Aim: All entries are to be given again verbatim.

Data extract:
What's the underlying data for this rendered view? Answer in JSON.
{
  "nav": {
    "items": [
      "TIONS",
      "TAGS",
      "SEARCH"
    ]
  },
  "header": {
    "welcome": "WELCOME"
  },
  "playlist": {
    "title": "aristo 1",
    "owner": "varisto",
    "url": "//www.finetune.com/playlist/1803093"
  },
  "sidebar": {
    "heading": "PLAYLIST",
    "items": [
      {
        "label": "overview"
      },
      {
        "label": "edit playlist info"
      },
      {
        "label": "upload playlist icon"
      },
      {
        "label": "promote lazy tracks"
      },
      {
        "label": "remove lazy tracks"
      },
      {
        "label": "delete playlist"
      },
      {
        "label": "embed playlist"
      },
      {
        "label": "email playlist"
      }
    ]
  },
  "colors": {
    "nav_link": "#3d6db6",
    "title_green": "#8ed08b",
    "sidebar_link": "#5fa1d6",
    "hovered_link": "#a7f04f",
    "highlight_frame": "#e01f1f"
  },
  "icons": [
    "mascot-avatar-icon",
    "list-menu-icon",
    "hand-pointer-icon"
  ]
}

Written answer:
What's the underlying data for this rendered view? Answer in JSON.
{
  "nav": {
    "items": [
      "TIONS",
      "TAGS",
      "SEARCH"
    ]
  },
  "header": {
    "welcome": "WELCOME"
  },
  "playlist": {
    "title": "aristo 1",
    "owner": "varisto",
    "url": "//www.finetune.com/playlist/1803093"
  },
  "sidebar": {
    "heading": "PLAYLIST",
    "items": [
      {
        "label": "overview"
      },
      {
        "label": "edit playlist info"
      },
      {
        "label": "upload playlist icon"
      },
      {
        "label": "promote lazy tracks"
      },
      {
        "label": "remove lazy tracks"
      },
      {
        "label": "delete playlist"
      },
      {
        "label": "embed playlist"
      },
      {
        "label": "email playlist"
      }
    ]
  },
  "colors": {
    "nav_link": "#3d6db6",
    "title_green": "#8ed08b",
    "sidebar_link": "#5fa1d6",
    "hovered_link": "#a7f04f",
    "highlight_frame": "#e01f1f"
  },
  "icons": [
    "mascot-avatar-icon",
    "list-menu-icon",
    "hand-pointer-icon"
  ]
}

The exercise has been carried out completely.